:: To be done ::
Reproduce verbatim the stretch of the material below from the line containing "Localize all elements." through the line containing "sidebar-item[interactable]: Этот компьютер", including both of those lines. Omit the pictures from your output.

:: Data for this task ::
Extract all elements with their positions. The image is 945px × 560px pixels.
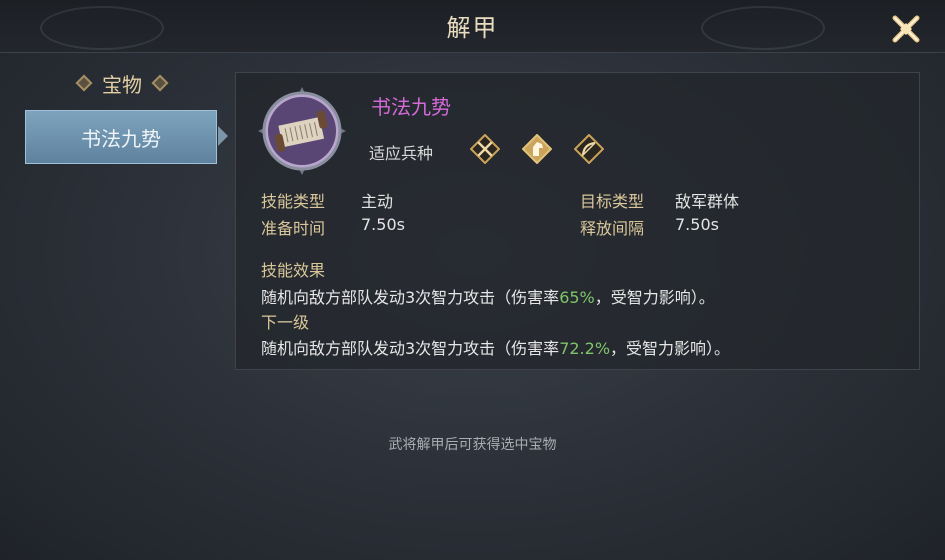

* * *

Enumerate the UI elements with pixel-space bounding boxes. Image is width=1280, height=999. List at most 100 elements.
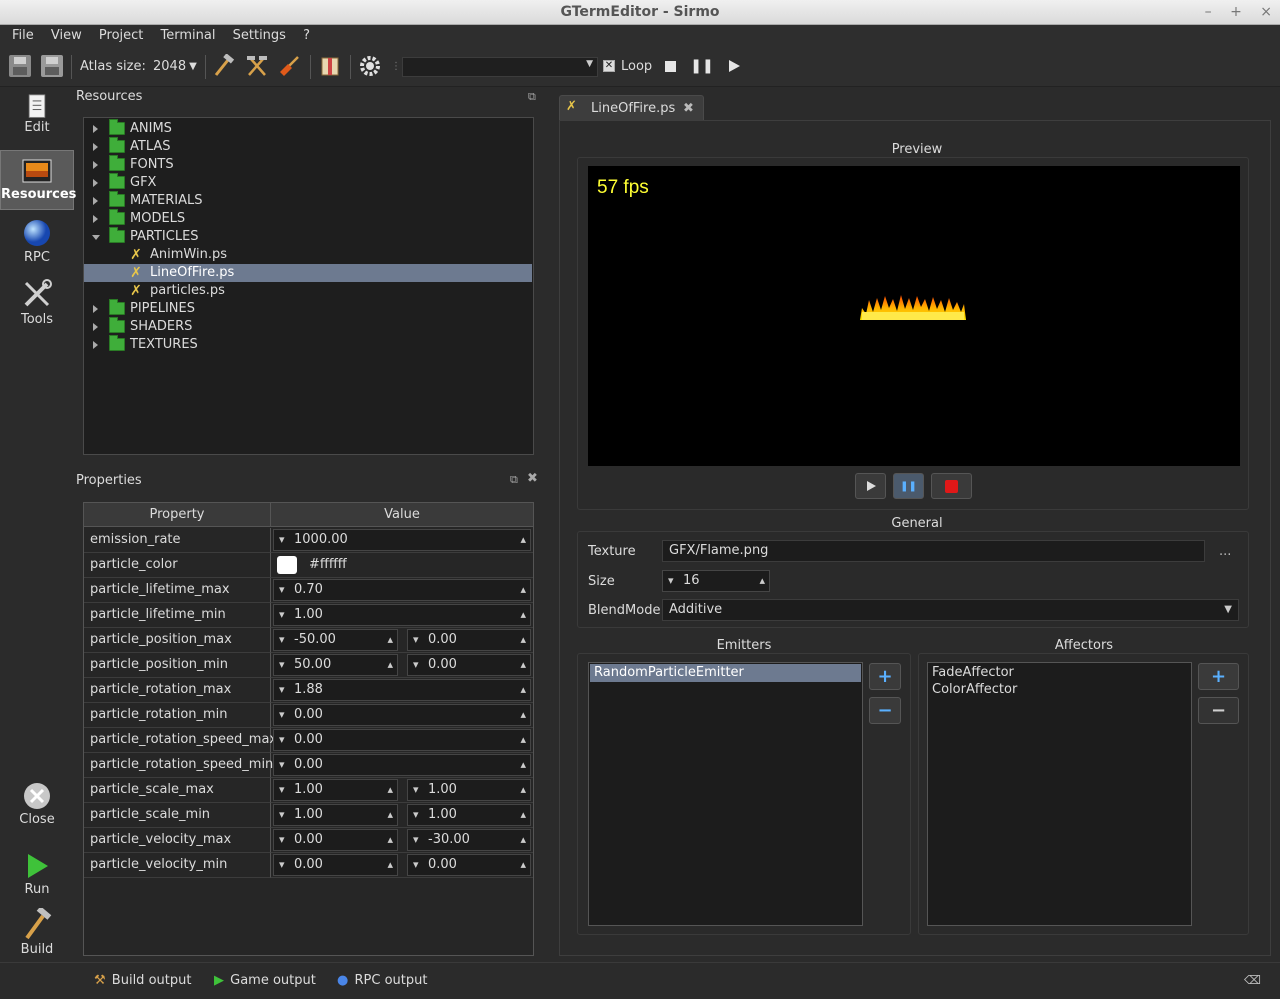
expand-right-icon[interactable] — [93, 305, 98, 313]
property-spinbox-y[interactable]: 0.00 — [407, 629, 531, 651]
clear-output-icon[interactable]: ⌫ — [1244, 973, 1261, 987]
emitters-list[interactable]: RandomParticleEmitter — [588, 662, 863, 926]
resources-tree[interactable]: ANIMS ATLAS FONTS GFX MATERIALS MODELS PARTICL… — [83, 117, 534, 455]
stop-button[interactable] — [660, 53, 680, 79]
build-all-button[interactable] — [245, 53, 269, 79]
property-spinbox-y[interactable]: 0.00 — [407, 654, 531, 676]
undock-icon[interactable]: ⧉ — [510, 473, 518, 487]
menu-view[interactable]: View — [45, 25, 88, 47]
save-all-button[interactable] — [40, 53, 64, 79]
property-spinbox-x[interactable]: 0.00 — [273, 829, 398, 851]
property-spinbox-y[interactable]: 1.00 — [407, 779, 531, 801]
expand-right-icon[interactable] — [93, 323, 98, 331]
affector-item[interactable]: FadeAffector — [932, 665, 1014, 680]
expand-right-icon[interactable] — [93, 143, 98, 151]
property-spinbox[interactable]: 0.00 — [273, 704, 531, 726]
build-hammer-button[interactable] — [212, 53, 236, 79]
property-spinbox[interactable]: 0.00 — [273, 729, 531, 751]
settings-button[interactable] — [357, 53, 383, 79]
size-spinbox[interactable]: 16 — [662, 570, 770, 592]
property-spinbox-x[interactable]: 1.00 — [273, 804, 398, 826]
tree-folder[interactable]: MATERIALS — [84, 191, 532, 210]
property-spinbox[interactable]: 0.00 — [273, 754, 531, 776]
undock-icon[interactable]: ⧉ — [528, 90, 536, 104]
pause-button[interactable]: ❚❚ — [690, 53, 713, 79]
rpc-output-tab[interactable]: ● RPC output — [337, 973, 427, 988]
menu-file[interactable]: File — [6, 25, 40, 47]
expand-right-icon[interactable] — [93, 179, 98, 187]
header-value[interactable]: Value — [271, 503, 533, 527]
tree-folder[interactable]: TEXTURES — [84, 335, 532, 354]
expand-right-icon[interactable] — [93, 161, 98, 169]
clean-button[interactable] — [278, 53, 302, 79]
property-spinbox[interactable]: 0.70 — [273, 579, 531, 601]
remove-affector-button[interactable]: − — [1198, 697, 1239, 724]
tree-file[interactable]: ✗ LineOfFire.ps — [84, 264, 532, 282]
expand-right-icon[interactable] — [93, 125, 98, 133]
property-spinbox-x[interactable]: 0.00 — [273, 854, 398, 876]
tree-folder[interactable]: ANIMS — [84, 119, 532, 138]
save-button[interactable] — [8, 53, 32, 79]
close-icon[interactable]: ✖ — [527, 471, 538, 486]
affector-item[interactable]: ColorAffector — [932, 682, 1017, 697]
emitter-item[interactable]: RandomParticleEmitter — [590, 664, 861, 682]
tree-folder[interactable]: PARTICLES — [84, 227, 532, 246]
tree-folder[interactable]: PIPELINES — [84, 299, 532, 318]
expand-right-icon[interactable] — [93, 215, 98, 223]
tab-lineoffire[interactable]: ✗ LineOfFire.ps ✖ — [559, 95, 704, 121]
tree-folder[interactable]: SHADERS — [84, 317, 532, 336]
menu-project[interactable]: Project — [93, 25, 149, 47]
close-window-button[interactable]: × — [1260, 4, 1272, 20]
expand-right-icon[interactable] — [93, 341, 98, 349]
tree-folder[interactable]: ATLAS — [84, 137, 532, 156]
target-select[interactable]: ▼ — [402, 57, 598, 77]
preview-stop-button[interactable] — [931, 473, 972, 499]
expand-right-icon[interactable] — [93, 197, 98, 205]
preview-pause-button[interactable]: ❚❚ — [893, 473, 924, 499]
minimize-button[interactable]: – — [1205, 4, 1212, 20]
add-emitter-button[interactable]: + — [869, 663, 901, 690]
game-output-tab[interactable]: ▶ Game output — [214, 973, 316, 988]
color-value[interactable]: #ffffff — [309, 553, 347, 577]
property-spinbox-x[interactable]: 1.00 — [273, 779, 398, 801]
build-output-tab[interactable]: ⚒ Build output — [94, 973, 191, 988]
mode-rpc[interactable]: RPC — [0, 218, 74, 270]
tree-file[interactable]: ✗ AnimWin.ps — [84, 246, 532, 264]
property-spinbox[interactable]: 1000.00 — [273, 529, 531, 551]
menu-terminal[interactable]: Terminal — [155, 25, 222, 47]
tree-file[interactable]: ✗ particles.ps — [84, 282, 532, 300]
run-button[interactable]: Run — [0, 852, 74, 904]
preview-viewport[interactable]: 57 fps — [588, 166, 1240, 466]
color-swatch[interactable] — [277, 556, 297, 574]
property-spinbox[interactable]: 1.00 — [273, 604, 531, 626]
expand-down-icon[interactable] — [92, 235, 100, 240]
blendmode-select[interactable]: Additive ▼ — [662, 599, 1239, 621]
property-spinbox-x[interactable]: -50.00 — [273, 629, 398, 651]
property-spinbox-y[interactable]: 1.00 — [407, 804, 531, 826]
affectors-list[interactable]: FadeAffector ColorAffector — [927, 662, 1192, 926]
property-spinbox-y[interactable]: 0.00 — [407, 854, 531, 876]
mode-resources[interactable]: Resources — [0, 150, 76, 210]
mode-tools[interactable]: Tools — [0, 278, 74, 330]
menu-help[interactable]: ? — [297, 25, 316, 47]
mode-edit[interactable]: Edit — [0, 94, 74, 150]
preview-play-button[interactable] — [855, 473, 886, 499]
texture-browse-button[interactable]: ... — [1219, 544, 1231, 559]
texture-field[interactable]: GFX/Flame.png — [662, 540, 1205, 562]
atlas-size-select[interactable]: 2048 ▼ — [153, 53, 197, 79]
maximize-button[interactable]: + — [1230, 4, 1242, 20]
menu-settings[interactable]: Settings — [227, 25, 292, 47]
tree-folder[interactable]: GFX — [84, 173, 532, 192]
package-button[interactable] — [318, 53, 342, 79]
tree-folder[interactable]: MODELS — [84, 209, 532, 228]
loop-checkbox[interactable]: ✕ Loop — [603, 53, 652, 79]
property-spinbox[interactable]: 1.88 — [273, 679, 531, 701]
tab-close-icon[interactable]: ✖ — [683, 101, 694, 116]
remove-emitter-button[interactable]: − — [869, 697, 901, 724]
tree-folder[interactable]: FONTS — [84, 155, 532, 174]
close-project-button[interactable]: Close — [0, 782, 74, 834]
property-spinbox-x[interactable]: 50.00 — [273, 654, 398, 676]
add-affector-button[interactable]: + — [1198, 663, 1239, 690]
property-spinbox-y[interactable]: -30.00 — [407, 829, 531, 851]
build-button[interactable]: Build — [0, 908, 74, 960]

==

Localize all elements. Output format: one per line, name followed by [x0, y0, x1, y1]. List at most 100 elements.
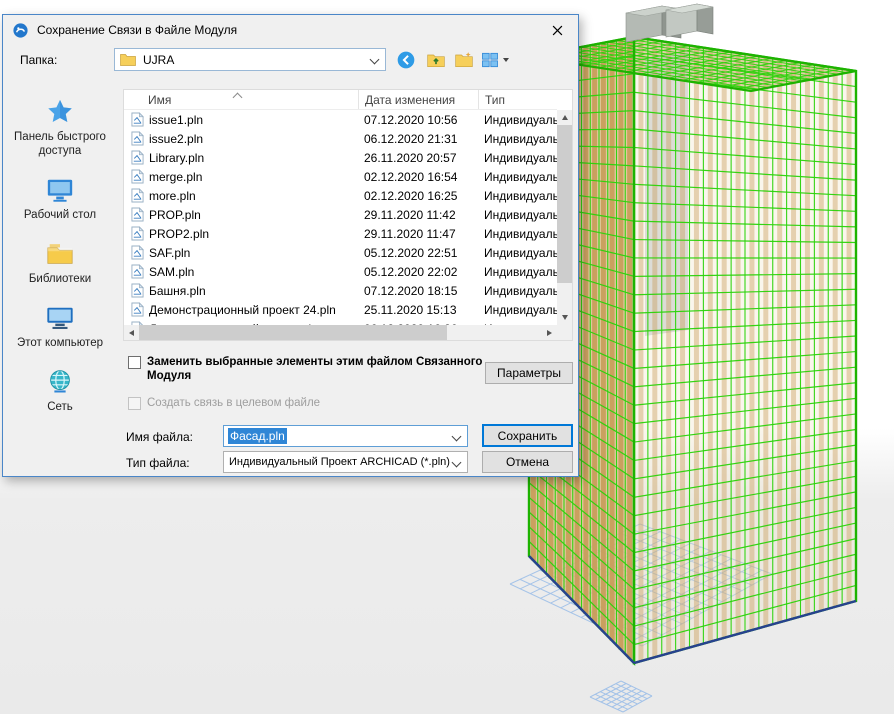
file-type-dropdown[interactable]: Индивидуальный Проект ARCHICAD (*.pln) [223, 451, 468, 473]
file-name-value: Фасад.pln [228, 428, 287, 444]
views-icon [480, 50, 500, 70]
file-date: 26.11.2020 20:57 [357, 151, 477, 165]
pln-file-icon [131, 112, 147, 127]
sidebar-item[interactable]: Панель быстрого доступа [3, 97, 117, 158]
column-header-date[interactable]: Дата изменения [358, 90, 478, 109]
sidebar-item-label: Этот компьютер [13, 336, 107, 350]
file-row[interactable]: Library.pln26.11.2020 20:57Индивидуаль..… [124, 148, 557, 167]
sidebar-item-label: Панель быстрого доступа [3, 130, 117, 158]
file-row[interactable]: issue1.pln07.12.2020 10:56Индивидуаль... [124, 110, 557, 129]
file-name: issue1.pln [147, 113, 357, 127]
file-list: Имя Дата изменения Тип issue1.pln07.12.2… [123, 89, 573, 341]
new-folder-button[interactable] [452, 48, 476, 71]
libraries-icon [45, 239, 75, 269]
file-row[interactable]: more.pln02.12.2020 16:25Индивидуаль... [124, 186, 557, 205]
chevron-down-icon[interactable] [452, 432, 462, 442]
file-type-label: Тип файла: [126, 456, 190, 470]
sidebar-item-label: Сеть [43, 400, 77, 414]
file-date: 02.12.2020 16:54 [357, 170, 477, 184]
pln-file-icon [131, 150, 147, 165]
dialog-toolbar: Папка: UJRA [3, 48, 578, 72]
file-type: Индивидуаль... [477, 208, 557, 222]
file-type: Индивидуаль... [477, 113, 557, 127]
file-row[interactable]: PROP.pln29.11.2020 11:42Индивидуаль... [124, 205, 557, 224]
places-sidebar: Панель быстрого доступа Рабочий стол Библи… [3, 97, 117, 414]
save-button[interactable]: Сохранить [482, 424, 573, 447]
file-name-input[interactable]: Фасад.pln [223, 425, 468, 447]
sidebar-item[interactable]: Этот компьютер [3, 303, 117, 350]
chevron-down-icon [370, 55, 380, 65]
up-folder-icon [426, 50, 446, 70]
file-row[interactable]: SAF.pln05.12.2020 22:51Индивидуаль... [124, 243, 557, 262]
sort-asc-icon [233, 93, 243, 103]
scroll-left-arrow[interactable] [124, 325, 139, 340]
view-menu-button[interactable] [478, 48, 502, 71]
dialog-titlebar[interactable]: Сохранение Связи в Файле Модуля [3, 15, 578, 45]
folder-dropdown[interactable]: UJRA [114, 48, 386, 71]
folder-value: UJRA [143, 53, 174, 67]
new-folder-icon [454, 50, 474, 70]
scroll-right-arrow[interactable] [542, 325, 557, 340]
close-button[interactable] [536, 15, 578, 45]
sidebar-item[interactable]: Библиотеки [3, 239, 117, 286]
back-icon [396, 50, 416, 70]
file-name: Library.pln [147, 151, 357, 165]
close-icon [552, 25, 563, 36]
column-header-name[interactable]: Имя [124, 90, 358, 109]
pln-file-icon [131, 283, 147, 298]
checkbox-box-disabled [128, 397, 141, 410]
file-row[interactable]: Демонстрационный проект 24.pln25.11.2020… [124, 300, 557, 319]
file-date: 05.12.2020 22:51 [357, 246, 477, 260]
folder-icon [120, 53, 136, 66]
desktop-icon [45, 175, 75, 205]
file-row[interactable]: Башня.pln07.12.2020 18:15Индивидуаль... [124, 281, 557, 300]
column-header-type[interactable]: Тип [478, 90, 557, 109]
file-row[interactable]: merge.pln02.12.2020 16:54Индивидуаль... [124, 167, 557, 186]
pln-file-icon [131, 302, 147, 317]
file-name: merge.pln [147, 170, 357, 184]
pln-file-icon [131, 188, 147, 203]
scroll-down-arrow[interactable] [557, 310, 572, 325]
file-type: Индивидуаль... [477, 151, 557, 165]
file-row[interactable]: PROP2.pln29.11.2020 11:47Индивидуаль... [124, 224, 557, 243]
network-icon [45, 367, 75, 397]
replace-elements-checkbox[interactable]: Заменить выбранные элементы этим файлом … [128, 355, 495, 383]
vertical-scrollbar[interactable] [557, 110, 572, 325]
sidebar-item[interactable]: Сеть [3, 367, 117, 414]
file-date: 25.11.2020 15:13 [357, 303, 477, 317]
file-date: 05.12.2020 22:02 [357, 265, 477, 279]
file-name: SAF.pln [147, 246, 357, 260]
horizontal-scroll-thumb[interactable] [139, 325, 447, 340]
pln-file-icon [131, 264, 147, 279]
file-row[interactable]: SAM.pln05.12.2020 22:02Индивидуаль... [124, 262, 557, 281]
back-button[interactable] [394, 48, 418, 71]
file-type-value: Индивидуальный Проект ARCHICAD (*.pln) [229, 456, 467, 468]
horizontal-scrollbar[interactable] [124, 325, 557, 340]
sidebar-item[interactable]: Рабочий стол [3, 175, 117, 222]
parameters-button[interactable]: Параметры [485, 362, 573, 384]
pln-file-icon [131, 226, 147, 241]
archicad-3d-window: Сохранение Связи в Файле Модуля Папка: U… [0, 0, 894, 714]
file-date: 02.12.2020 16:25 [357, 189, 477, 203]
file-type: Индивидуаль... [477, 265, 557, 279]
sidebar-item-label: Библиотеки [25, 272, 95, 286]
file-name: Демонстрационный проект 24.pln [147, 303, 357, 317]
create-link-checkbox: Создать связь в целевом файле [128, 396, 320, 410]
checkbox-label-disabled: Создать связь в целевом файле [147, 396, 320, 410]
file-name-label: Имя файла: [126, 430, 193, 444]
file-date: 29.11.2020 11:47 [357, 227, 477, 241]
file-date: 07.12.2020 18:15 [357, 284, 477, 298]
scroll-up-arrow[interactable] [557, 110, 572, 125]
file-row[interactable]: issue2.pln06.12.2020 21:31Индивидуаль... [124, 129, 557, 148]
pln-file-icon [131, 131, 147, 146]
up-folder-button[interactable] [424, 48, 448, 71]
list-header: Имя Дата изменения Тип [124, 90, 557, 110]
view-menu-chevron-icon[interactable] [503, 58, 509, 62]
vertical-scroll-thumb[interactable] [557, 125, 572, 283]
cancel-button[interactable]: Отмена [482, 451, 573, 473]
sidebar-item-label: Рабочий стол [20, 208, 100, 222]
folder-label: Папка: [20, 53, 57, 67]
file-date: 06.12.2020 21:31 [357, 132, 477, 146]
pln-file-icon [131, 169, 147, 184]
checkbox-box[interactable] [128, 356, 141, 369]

:: Exercise result ::
Localize all elements. Output format: one per line, name followed by [x0, y0, x1, y1]. List at most 100 elements.
file-type-dropdown[interactable]: Индивидуальный Проект ARCHICAD (*.pln) [223, 451, 468, 473]
file-name-value: Фасад.pln [228, 428, 287, 444]
views-icon [480, 50, 500, 70]
file-date: 26.11.2020 20:57 [357, 151, 477, 165]
pln-file-icon [131, 112, 147, 127]
sidebar-item[interactable]: Панель быстрого доступа [3, 97, 117, 158]
column-header-date[interactable]: Дата изменения [358, 90, 478, 109]
sidebar-item-label: Этот компьютер [13, 336, 107, 350]
file-row[interactable]: Library.pln26.11.2020 20:57Индивидуаль..… [124, 148, 557, 167]
sidebar-item-label: Панель быстрого доступа [3, 130, 117, 158]
file-row[interactable]: issue1.pln07.12.2020 10:56Индивидуаль... [124, 110, 557, 129]
file-name: issue1.pln [147, 113, 357, 127]
file-list: Имя Дата изменения Тип issue1.pln07.12.2… [123, 89, 573, 341]
new-folder-button[interactable] [452, 48, 476, 71]
libraries-icon [45, 239, 75, 269]
file-row[interactable]: more.pln02.12.2020 16:25Индивидуаль... [124, 186, 557, 205]
chevron-down-icon[interactable] [452, 432, 462, 442]
file-type-label: Тип файла: [126, 456, 190, 470]
sidebar-item-label: Сеть [43, 400, 77, 414]
file-date: 02.12.2020 16:54 [357, 170, 477, 184]
pln-file-icon [131, 150, 147, 165]
dialog-toolbar: Папка: UJRA [3, 48, 578, 72]
file-type: Индивидуаль... [477, 208, 557, 222]
file-type: Индивидуаль... [477, 113, 557, 127]
file-row[interactable]: PROP.pln29.11.2020 11:42Индивидуаль... [124, 205, 557, 224]
places-sidebar: Панель быстрого доступа Рабочий стол Библи… [3, 97, 117, 414]
save-button[interactable]: Сохранить [482, 424, 573, 447]
file-name-input[interactable]: Фасад.pln [223, 425, 468, 447]
sidebar-item[interactable]: Этот компьютер [3, 303, 117, 350]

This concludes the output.